- **Aim**: Return a copy of each line that holds the string "HEOL".

(Figure contents as structured data)
========

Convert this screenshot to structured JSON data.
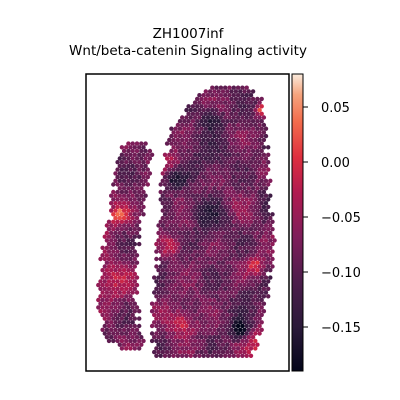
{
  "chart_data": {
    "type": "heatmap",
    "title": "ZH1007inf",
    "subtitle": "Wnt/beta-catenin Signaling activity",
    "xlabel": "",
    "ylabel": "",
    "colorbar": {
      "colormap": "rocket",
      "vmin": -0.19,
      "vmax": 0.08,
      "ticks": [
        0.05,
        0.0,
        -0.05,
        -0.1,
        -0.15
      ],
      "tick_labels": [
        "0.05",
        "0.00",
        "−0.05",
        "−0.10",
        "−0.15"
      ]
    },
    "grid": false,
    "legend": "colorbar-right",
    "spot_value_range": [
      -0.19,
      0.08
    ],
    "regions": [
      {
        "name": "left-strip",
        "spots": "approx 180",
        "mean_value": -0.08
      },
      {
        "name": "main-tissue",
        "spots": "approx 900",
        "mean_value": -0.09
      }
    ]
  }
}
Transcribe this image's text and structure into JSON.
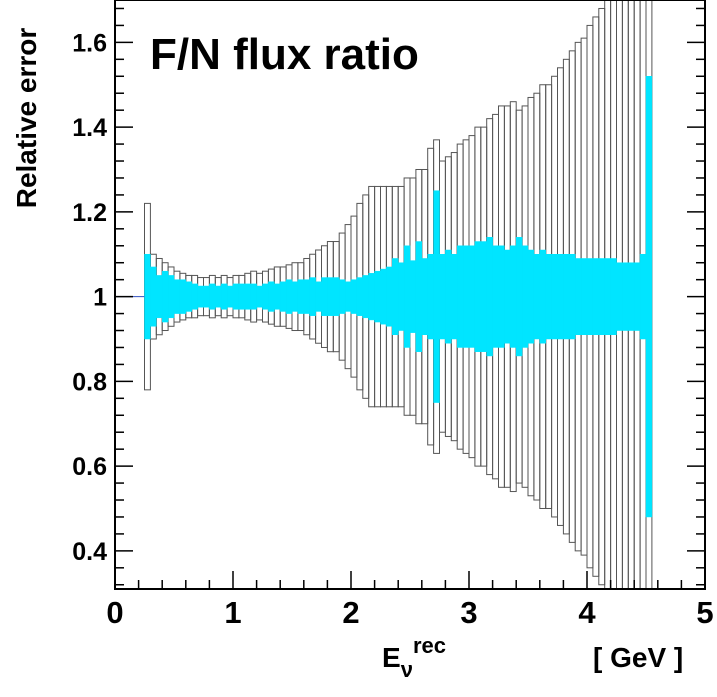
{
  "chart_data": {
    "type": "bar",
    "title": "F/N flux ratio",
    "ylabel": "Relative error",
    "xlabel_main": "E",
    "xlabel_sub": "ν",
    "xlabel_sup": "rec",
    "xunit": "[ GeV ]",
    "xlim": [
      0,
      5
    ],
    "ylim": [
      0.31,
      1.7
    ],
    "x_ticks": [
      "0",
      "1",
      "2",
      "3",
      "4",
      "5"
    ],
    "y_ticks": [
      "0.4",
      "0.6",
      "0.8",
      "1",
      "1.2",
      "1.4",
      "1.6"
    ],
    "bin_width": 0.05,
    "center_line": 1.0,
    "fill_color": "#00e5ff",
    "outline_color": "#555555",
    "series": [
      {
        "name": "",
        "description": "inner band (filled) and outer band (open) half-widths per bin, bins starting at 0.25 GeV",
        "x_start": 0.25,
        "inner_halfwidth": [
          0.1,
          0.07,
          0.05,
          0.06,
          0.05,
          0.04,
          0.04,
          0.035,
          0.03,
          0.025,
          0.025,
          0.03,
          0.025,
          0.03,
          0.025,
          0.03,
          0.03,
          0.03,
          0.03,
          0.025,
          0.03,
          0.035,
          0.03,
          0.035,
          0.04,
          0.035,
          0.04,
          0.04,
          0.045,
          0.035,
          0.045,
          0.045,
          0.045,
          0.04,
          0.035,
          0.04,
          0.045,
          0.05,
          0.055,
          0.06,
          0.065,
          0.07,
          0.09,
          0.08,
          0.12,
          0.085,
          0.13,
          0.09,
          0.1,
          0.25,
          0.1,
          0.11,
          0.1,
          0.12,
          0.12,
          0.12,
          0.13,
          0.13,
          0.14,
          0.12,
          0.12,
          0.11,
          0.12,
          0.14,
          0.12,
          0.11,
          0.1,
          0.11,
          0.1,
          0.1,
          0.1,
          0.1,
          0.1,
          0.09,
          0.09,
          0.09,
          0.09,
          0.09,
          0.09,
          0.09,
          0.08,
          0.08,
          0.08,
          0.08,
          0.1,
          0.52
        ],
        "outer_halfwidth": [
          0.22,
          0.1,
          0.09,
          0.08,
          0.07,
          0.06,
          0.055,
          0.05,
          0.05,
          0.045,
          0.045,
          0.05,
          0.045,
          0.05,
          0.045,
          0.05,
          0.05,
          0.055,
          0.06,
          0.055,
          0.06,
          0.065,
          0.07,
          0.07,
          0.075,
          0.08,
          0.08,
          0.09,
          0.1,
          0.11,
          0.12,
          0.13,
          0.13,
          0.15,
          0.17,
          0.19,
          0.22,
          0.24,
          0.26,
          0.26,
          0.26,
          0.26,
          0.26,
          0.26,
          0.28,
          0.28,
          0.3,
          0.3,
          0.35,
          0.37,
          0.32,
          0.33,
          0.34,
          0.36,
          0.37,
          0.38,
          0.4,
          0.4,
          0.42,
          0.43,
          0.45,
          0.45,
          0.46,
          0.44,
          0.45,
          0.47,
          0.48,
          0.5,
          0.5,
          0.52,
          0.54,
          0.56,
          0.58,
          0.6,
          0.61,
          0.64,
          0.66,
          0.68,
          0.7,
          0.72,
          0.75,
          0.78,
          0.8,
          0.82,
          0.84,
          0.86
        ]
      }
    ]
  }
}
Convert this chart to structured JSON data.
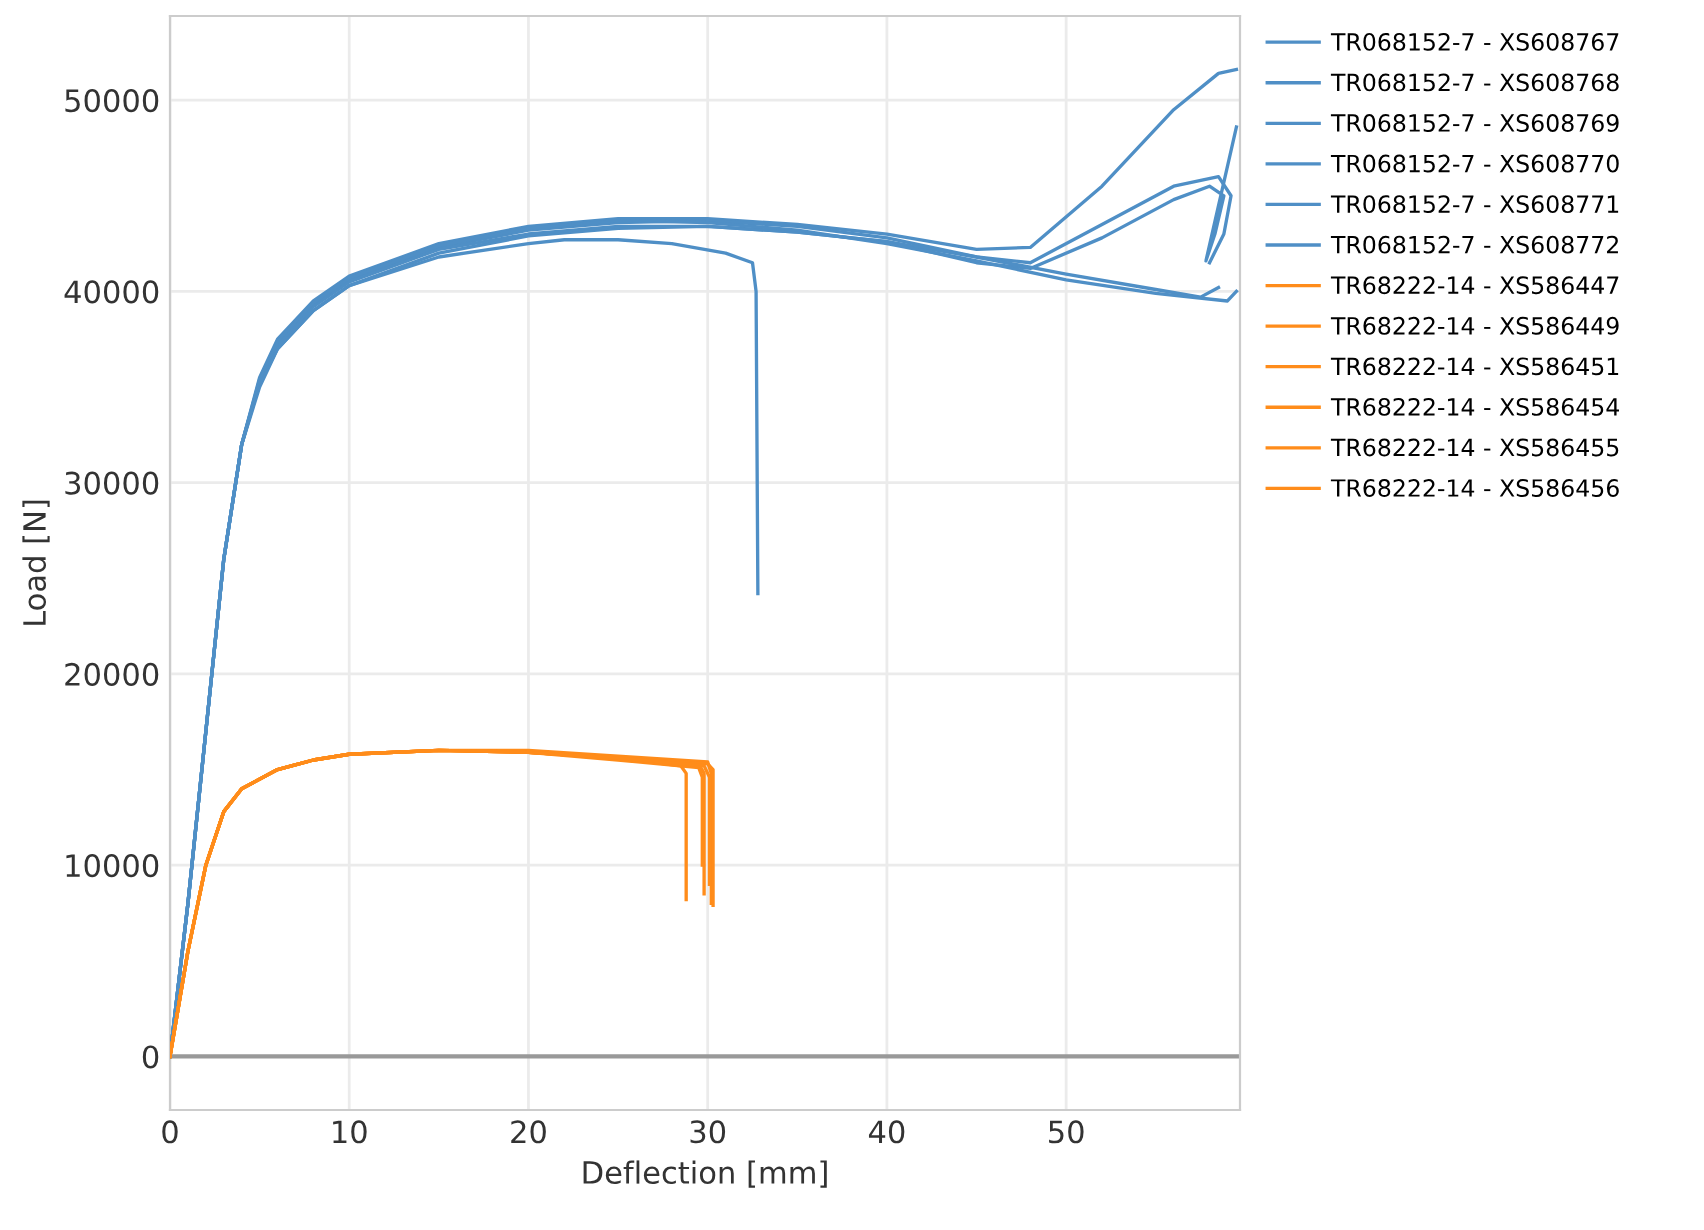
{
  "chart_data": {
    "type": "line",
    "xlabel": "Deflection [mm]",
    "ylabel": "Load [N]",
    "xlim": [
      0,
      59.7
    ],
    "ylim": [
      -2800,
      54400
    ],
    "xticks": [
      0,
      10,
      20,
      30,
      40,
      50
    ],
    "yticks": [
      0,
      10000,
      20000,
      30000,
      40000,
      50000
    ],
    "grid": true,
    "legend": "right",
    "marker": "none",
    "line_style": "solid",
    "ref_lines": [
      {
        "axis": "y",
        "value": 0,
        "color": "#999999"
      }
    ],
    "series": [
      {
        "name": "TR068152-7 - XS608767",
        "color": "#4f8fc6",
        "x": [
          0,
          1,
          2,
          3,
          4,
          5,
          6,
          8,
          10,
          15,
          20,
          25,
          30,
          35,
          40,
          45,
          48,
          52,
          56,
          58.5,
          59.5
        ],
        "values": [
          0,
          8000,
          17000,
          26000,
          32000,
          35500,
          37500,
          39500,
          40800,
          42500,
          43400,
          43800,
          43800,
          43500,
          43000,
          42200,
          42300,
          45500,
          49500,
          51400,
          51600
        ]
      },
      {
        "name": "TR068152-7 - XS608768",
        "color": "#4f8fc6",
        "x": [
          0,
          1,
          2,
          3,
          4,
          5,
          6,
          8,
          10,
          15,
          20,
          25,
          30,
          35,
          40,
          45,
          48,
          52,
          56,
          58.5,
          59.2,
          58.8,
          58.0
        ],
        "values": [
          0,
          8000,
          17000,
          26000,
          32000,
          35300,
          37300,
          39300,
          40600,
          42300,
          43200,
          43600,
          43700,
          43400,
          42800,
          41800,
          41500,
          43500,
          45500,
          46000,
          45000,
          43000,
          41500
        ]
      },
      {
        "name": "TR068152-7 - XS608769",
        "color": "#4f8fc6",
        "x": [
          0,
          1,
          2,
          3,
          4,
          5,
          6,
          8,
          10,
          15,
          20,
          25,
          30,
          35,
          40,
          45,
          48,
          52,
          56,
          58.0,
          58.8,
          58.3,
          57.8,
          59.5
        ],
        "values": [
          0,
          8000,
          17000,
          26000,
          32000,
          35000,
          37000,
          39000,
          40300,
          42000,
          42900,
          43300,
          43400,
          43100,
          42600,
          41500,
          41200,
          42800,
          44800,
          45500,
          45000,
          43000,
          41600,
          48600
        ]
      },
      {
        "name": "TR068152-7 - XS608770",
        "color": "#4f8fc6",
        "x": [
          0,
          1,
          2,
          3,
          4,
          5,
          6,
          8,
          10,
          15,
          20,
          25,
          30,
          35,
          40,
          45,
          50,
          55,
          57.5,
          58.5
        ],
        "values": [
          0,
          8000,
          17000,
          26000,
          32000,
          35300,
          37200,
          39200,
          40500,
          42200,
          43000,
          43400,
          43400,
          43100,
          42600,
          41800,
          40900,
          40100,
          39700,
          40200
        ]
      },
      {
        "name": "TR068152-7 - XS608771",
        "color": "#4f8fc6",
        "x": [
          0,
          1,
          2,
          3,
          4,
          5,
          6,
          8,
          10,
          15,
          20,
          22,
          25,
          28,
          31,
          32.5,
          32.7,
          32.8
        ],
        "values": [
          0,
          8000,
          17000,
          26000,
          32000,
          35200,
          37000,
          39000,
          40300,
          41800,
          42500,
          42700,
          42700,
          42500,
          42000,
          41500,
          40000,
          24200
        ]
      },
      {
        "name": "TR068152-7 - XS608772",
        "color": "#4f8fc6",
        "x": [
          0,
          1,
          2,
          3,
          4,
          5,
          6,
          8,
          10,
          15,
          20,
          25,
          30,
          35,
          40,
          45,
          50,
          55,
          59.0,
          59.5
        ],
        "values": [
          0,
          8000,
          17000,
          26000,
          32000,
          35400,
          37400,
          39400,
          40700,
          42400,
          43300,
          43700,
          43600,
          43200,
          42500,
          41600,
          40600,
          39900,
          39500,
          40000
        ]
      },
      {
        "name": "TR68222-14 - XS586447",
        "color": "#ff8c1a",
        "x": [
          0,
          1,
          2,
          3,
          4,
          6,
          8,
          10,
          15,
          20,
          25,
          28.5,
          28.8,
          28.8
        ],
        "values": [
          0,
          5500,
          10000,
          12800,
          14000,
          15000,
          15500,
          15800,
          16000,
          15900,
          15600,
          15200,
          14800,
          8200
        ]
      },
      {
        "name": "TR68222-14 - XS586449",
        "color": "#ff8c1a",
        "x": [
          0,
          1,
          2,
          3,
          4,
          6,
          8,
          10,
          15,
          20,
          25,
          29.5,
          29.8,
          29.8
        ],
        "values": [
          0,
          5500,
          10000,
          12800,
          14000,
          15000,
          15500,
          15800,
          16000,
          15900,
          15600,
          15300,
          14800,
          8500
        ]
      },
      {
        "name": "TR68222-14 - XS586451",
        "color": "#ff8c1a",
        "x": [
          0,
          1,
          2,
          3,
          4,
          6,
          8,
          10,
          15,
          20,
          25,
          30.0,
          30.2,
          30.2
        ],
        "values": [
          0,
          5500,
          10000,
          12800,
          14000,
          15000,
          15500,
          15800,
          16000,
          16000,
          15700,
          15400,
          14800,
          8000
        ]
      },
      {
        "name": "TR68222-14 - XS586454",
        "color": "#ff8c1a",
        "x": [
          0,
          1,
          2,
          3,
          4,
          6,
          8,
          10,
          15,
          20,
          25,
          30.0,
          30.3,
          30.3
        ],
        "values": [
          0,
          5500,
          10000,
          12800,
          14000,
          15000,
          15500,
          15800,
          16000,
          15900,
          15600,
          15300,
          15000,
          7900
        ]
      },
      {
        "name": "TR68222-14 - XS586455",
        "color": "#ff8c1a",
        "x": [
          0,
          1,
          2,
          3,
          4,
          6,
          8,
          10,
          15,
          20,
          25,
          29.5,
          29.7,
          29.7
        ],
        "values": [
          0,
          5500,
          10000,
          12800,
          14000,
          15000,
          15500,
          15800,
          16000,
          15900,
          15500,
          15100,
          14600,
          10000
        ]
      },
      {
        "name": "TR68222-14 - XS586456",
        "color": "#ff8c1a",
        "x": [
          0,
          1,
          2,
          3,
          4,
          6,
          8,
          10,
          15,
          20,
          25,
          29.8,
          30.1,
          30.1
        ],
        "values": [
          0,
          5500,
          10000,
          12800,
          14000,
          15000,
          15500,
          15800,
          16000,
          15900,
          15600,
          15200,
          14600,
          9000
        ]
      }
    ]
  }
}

========

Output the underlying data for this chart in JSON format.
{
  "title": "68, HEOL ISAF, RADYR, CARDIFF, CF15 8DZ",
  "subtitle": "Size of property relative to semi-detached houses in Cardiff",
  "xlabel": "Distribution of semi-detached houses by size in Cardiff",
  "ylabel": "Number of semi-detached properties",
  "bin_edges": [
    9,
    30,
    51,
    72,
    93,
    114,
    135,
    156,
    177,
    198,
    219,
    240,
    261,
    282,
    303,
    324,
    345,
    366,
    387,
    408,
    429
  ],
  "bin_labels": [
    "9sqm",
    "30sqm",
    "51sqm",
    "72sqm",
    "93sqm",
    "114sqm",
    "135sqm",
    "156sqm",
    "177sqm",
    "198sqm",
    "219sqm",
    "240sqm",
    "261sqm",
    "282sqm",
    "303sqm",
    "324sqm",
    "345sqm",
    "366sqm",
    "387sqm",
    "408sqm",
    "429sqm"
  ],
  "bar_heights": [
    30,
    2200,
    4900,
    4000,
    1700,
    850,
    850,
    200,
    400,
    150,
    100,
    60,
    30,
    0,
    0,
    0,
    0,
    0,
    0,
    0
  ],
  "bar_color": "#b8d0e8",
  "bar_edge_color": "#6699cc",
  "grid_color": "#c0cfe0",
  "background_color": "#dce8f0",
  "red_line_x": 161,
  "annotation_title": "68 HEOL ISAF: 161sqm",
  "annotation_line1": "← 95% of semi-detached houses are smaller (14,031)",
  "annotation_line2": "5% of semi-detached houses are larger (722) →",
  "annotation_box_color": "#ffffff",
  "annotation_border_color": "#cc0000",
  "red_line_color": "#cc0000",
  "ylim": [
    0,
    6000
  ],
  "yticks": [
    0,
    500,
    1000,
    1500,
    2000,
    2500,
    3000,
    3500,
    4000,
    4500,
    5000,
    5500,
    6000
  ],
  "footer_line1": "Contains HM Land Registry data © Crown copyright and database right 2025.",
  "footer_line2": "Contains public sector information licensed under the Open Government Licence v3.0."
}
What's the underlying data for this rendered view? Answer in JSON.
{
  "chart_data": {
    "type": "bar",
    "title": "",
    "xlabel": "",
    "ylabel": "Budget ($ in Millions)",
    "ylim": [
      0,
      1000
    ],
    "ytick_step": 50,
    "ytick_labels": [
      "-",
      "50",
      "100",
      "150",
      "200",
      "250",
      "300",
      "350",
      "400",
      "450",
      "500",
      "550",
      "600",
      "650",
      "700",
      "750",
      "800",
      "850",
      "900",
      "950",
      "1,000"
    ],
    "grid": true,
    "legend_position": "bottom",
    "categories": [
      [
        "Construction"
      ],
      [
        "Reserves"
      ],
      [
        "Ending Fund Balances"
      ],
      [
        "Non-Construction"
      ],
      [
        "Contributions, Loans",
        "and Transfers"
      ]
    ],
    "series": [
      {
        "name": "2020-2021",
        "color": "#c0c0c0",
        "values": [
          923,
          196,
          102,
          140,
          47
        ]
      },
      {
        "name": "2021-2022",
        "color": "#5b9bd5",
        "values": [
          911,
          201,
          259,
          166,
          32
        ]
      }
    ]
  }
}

========

- **Correct answer**:
  "title": "68, HEOL ISAF, RADYR, CARDIFF, CF15 8DZ",
  "annotation_title": "68 HEOL ISAF: 161sqm",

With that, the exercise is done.